Every entry must be given again exactly.

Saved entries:
━━━━━━━━━━

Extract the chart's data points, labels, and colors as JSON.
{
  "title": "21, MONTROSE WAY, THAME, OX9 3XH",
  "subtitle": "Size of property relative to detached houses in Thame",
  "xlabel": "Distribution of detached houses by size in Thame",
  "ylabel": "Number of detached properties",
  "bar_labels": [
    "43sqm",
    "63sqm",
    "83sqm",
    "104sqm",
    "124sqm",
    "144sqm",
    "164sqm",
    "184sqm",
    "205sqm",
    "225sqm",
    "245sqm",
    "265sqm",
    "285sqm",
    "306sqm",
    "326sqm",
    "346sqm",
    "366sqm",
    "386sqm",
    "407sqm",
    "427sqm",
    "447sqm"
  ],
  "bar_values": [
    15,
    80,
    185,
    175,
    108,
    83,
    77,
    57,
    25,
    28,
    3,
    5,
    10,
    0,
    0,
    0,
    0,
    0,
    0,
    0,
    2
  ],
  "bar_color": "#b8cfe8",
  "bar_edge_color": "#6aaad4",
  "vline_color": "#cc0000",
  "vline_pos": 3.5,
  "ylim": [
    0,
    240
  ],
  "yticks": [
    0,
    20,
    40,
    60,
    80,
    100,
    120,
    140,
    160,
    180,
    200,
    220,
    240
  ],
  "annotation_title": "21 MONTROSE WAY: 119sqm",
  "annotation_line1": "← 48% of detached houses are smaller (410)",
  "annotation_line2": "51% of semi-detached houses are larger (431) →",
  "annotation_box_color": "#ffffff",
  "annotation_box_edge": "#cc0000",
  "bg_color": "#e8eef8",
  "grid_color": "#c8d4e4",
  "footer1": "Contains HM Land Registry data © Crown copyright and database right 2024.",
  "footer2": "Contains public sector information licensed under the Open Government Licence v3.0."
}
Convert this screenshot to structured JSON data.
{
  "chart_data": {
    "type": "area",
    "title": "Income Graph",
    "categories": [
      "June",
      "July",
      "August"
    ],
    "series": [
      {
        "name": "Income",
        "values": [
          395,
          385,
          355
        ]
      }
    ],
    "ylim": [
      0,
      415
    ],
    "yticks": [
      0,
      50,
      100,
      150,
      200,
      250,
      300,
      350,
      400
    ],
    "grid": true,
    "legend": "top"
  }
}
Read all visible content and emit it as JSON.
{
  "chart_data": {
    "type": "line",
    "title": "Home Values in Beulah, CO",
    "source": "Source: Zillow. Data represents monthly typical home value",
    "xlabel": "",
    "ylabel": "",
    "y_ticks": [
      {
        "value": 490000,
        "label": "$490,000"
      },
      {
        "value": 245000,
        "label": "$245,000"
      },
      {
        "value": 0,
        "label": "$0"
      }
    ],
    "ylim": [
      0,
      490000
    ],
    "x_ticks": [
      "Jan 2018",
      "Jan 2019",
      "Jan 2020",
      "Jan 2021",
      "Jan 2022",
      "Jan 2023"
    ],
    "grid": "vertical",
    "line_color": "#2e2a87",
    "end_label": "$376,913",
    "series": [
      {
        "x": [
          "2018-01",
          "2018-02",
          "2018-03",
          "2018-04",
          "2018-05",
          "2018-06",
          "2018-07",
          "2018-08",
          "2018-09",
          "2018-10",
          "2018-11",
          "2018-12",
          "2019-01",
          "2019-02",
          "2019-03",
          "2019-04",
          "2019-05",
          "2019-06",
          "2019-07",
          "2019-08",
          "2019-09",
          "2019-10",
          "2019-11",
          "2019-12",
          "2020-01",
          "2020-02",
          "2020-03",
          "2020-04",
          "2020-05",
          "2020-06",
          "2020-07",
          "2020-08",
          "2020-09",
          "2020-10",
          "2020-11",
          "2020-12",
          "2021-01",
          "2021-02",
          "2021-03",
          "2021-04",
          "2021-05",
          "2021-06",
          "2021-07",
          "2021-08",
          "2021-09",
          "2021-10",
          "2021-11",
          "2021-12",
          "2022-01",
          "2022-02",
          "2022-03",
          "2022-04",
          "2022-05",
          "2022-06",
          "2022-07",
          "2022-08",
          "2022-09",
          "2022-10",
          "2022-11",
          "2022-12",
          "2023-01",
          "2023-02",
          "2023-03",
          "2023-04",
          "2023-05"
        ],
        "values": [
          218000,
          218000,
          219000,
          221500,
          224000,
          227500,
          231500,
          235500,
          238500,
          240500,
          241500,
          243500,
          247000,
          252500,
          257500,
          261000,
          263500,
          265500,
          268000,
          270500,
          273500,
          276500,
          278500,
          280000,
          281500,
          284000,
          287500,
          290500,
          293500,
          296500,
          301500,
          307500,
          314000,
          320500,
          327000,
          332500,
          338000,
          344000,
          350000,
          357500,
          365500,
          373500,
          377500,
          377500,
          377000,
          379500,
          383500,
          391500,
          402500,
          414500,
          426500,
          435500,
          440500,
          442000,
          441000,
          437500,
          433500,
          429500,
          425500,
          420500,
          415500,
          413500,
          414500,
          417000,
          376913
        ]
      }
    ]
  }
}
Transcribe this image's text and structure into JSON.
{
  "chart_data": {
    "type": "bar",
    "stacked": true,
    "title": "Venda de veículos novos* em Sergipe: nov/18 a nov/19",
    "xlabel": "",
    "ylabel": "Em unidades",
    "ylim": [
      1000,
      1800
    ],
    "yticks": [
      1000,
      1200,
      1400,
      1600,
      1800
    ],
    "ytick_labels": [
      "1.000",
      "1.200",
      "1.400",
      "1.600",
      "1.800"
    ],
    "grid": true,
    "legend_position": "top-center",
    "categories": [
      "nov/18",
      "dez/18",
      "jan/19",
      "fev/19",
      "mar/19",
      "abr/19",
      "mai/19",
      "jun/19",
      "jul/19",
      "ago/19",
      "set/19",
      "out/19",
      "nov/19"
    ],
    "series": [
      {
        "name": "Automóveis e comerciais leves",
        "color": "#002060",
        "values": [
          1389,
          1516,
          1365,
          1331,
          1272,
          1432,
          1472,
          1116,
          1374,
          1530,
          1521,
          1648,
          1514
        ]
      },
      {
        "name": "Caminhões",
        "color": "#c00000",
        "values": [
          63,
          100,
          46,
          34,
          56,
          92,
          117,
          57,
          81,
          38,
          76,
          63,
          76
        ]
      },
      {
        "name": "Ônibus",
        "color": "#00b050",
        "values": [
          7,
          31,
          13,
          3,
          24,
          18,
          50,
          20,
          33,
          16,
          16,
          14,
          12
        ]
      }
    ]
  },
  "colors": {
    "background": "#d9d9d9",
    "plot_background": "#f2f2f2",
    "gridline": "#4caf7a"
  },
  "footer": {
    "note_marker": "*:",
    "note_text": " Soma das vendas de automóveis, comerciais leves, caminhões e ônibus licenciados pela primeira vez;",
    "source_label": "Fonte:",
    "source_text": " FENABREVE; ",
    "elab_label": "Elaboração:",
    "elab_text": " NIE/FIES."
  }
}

━━━━━━━━━━

RESPONSE:
Extract the chart's data points, labels, and colors as JSON.
{
  "title": "21, MONTROSE WAY, THAME, OX9 3XH",
  "subtitle": "Size of property relative to detached houses in Thame",
  "xlabel": "Distribution of detached houses by size in Thame",
  "ylabel": "Number of detached properties",
  "bar_labels": [
    "43sqm",
    "63sqm",
    "83sqm",
    "104sqm",
    "124sqm",
    "144sqm",
    "164sqm",
    "184sqm",
    "205sqm",
    "225sqm",
    "245sqm",
    "265sqm",
    "285sqm",
    "306sqm",
    "326sqm",
    "346sqm",
    "366sqm",
    "386sqm",
    "407sqm",
    "427sqm",
    "447sqm"
  ],
  "bar_values": [
    15,
    80,
    185,
    175,
    108,
    83,
    77,
    57,
    25,
    28,
    3,
    5,
    10,
    0,
    0,
    0,
    0,
    0,
    0,
    0,
    2
  ],
  "bar_color": "#b8cfe8",
  "bar_edge_color": "#6aaad4",
  "vline_color": "#cc0000",
  "vline_pos": 3.5,
  "ylim": [
    0,
    240
  ],
  "yticks": [
    0,
    20,
    40,
    60,
    80,
    100,
    120,
    140,
    160,
    180,
    200,
    220,
    240
  ],
  "annotation_title": "21 MONTROSE WAY: 119sqm",
  "annotation_line1": "← 48% of detached houses are smaller (410)",
  "annotation_line2": "51% of semi-detached houses are larger (431) →",
  "annotation_box_color": "#ffffff",
  "annotation_box_edge": "#cc0000",
  "bg_color": "#e8eef8",
  "grid_color": "#c8d4e4",
  "footer1": "Contains HM Land Registry data © Crown copyright and database right 2024.",
  "footer2": "Contains public sector information licensed under the Open Government Licence v3.0."
}
Convert this screenshot to structured JSON data.
{
  "chart_data": {
    "type": "area",
    "title": "Income Graph",
    "categories": [
      "June",
      "July",
      "August"
    ],
    "series": [
      {
        "name": "Income",
        "values": [
          395,
          385,
          355
        ]
      }
    ],
    "ylim": [
      0,
      415
    ],
    "yticks": [
      0,
      50,
      100,
      150,
      200,
      250,
      300,
      350,
      400
    ],
    "grid": true,
    "legend": "top"
  }
}
Read all visible content and emit it as JSON.
{
  "chart_data": {
    "type": "line",
    "title": "Home Values in Beulah, CO",
    "source": "Source: Zillow. Data represents monthly typical home value",
    "xlabel": "",
    "ylabel": "",
    "y_ticks": [
      {
        "value": 490000,
        "label": "$490,000"
      },
      {
        "value": 245000,
        "label": "$245,000"
      },
      {
        "value": 0,
        "label": "$0"
      }
    ],
    "ylim": [
      0,
      490000
    ],
    "x_ticks": [
      "Jan 2018",
      "Jan 2019",
      "Jan 2020",
      "Jan 2021",
      "Jan 2022",
      "Jan 2023"
    ],
    "grid": "vertical",
    "line_color": "#2e2a87",
    "end_label": "$376,913",
    "series": [
      {
        "x": [
          "2018-01",
          "2018-02",
          "2018-03",
          "2018-04",
          "2018-05",
          "2018-06",
          "2018-07",
          "2018-08",
          "2018-09",
          "2018-10",
          "2018-11",
          "2018-12",
          "2019-01",
          "2019-02",
          "2019-03",
          "2019-04",
          "2019-05",
          "2019-06",
          "2019-07",
          "2019-08",
          "2019-09",
          "2019-10",
          "2019-11",
          "2019-12",
          "2020-01",
          "2020-02",
          "2020-03",
          "2020-04",
          "2020-05",
          "2020-06",
          "2020-07",
          "2020-08",
          "2020-09",
          "2020-10",
          "2020-11",
          "2020-12",
          "2021-01",
          "2021-02",
          "2021-03",
          "2021-04",
          "2021-05",
          "2021-06",
          "2021-07",
          "2021-08",
          "2021-09",
          "2021-10",
          "2021-11",
          "2021-12",
          "2022-01",
          "2022-02",
          "2022-03",
          "2022-04",
          "2022-05",
          "2022-06",
          "2022-07",
          "2022-08",
          "2022-09",
          "2022-10",
          "2022-11",
          "2022-12",
          "2023-01",
          "2023-02",
          "2023-03",
          "2023-04",
          "2023-05"
        ],
        "values": [
          218000,
          218000,
          219000,
          221500,
          224000,
          227500,
          231500,
          235500,
          238500,
          240500,
          241500,
          243500,
          247000,
          252500,
          257500,
          261000,
          263500,
          265500,
          268000,
          270500,
          273500,
          276500,
          278500,
          280000,
          281500,
          284000,
          287500,
          290500,
          293500,
          296500,
          301500,
          307500,
          314000,
          320500,
          327000,
          332500,
          338000,
          344000,
          350000,
          357500,
          365500,
          373500,
          377500,
          377500,
          377000,
          379500,
          383500,
          391500,
          402500,
          414500,
          426500,
          435500,
          440500,
          442000,
          441000,
          437500,
          433500,
          429500,
          425500,
          420500,
          415500,
          413500,
          414500,
          417000,
          376913
        ]
      }
    ]
  }
}
Transcribe this image's text and structure into JSON.
{
  "chart_data": {
    "type": "bar",
    "stacked": true,
    "title": "Venda de veículos novos* em Sergipe: nov/18 a nov/19",
    "xlabel": "",
    "ylabel": "Em unidades",
    "ylim": [
      1000,
      1800
    ],
    "yticks": [
      1000,
      1200,
      1400,
      1600,
      1800
    ],
    "ytick_labels": [
      "1.000",
      "1.200",
      "1.400",
      "1.600",
      "1.800"
    ],
    "grid": true,
    "legend_position": "top-center",
    "categories": [
      "nov/18",
      "dez/18",
      "jan/19",
      "fev/19",
      "mar/19",
      "abr/19",
      "mai/19",
      "jun/19",
      "jul/19",
      "ago/19",
      "set/19",
      "out/19",
      "nov/19"
    ],
    "series": [
      {
        "name": "Automóveis e comerciais leves",
        "color": "#002060",
        "values": [
          1389,
          1516,
          1365,
          1331,
          1272,
          1432,
          1472,
          1116,
          1374,
          1530,
          1521,
          1648,
          1514
        ]
      },
      {
        "name": "Caminhões",
        "color": "#c00000",
        "values": [
          63,
          100,
          46,
          34,
          56,
          92,
          117,
          57,
          81,
          38,
          76,
          63,
          76
        ]
      },
      {
        "name": "Ônibus",
        "color": "#00b050",
        "values": [
          7,
          31,
          13,
          3,
          24,
          18,
          50,
          20,
          33,
          16,
          16,
          14,
          12
        ]
      }
    ]
  },
  "colors": {
    "background": "#d9d9d9",
    "plot_background": "#f2f2f2",
    "gridline": "#4caf7a"
  },
  "footer": {
    "note_marker": "*:",
    "note_text": " Soma das vendas de automóveis, comerciais leves, caminhões e ônibus licenciados pela primeira vez;",
    "source_label": "Fonte:",
    "source_text": " FENABREVE; ",
    "elab_label": "Elaboração:",
    "elab_text": " NIE/FIES."
  }
}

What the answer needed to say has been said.